** STATED TASK **
Using the records below, please work out how many lines contain "mowa"; answer with the number alone.

** RECORDED INFORMATION **
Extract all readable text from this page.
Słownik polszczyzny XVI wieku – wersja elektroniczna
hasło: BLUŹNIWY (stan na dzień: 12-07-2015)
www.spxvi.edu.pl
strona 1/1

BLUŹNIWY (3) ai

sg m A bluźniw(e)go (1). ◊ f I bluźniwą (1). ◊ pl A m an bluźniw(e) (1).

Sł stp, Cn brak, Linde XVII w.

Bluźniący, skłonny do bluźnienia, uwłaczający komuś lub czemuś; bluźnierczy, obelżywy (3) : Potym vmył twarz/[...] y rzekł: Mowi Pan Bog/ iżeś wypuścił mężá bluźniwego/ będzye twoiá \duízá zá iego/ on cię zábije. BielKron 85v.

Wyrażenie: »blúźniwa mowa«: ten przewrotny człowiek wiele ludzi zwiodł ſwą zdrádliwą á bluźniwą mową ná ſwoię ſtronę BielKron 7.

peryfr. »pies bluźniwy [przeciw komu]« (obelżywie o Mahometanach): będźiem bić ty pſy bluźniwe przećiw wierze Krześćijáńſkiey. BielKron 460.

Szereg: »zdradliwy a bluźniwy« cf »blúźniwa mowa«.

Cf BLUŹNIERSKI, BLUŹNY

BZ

** CORRECT ANSWER **
2